GIVEN INFORMATION >>
════
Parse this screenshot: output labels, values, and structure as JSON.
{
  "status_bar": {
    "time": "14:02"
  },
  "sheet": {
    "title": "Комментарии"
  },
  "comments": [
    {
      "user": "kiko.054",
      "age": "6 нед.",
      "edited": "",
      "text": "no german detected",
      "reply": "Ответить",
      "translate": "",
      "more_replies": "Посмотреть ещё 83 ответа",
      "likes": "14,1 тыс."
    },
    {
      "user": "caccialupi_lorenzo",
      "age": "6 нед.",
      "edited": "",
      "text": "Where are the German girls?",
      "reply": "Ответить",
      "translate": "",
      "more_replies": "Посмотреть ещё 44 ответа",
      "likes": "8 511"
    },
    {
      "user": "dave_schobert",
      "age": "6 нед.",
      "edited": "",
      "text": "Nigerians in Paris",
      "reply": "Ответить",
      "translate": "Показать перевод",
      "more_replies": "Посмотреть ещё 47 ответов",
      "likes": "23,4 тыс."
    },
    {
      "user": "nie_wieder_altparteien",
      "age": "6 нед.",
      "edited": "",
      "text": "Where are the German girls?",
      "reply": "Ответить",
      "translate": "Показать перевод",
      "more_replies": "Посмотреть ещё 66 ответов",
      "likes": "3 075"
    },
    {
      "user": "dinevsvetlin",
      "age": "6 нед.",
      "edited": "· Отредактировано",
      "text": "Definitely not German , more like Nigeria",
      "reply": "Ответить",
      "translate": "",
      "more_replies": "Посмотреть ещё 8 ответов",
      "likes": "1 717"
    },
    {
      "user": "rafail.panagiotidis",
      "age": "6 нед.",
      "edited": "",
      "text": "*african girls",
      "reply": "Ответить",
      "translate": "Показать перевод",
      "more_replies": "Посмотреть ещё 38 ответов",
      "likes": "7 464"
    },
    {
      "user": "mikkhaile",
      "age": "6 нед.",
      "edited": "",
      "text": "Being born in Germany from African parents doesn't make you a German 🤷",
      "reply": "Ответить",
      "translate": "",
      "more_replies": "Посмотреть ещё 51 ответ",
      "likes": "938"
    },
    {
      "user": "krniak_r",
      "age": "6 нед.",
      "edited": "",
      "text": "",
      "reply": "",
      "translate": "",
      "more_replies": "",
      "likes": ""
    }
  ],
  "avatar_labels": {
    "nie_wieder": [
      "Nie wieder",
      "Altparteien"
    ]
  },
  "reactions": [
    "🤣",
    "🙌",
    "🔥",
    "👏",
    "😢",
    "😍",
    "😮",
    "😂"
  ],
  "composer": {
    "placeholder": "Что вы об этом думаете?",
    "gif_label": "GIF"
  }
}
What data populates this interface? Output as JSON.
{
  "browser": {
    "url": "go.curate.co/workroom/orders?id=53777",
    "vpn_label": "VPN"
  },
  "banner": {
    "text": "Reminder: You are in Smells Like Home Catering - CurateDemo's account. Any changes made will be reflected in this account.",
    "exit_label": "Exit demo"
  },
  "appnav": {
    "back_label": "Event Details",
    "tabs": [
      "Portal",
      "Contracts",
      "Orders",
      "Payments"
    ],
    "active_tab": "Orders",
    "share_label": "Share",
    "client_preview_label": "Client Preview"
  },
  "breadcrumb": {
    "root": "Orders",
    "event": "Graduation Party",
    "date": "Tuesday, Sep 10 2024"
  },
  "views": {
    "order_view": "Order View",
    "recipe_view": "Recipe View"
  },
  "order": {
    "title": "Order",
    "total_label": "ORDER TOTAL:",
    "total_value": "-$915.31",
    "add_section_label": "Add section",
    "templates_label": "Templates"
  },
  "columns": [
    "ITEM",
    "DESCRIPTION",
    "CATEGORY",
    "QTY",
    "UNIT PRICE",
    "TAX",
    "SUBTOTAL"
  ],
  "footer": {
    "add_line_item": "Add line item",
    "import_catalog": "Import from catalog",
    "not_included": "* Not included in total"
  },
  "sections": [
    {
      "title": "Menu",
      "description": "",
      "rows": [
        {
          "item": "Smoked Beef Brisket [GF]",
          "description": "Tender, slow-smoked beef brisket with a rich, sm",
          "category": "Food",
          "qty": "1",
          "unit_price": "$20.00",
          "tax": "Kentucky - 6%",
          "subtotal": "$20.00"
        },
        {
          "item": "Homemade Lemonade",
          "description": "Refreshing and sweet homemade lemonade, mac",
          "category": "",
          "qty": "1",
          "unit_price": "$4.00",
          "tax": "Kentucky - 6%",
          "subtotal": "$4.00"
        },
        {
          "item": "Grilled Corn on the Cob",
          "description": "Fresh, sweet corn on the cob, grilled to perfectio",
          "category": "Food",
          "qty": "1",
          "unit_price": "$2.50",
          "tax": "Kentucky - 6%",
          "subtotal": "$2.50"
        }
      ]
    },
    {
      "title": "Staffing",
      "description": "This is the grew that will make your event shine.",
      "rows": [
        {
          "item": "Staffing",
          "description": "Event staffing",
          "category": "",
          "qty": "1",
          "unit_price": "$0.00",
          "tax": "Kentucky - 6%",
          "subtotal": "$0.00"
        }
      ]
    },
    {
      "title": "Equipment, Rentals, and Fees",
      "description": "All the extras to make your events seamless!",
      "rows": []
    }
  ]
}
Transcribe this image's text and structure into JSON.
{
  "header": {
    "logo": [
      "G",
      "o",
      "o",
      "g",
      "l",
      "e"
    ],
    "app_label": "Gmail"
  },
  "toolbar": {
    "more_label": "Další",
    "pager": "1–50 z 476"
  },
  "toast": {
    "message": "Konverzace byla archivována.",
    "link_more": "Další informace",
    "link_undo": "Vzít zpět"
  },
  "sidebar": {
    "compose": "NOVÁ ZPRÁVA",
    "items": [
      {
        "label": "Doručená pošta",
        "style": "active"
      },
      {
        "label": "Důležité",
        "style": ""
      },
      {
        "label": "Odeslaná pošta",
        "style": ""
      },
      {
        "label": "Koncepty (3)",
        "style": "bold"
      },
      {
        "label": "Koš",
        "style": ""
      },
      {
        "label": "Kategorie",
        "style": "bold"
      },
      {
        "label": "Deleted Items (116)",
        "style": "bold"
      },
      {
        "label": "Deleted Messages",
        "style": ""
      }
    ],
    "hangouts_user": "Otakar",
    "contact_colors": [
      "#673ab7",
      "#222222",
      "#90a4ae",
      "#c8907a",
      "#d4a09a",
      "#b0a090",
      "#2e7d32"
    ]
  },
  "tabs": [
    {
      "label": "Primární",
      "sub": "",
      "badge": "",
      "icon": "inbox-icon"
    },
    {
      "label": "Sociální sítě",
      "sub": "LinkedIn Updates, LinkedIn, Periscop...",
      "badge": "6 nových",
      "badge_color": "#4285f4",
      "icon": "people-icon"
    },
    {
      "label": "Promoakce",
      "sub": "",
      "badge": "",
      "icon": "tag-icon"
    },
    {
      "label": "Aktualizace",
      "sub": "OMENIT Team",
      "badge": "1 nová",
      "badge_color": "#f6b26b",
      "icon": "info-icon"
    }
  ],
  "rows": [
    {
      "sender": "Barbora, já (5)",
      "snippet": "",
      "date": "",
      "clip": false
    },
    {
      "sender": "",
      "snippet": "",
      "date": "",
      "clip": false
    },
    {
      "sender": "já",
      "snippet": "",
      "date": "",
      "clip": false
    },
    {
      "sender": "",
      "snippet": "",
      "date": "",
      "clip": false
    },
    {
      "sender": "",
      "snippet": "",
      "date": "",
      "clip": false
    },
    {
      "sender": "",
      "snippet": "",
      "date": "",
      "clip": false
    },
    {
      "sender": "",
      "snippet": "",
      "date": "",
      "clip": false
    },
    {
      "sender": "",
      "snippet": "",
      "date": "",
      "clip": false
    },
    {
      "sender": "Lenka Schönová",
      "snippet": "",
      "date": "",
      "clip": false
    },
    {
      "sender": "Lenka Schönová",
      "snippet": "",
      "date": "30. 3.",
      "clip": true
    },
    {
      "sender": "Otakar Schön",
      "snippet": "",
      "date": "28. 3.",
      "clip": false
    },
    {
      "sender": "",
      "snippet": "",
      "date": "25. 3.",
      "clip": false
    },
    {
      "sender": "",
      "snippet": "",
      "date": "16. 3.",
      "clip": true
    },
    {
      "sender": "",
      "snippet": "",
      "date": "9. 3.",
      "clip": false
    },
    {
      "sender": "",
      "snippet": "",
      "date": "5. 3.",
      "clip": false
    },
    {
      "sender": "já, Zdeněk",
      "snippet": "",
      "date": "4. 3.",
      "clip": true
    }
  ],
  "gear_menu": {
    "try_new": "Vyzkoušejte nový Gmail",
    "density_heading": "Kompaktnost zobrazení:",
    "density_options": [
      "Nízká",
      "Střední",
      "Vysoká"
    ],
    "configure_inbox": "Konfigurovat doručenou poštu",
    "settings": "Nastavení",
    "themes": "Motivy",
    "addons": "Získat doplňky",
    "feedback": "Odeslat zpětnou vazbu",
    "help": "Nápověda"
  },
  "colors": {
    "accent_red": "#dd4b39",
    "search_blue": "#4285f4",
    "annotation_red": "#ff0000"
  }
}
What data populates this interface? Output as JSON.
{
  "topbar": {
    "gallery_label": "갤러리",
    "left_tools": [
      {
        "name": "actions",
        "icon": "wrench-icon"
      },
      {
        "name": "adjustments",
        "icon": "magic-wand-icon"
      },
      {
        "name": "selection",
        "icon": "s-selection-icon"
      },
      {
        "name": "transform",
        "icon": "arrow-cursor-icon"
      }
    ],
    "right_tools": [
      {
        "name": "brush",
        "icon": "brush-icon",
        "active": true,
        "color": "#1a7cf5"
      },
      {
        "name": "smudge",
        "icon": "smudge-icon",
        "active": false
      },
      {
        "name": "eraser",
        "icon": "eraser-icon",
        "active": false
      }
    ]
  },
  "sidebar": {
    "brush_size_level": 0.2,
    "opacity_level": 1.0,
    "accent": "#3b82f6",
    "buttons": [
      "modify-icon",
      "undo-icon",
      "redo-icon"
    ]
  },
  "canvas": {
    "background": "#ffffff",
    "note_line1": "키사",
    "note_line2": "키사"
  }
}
════
WORK INSTRUCTIONS >> Go through the listing above and list every line that has the word "make".

RESULT OF THIS TASK >>
      "text": "Being born in Germany from African parents doesn't make you a German 🤷",
      "description": "This is the grew that will make your event shine.",
      "description": "All the extras to make your events seamless!",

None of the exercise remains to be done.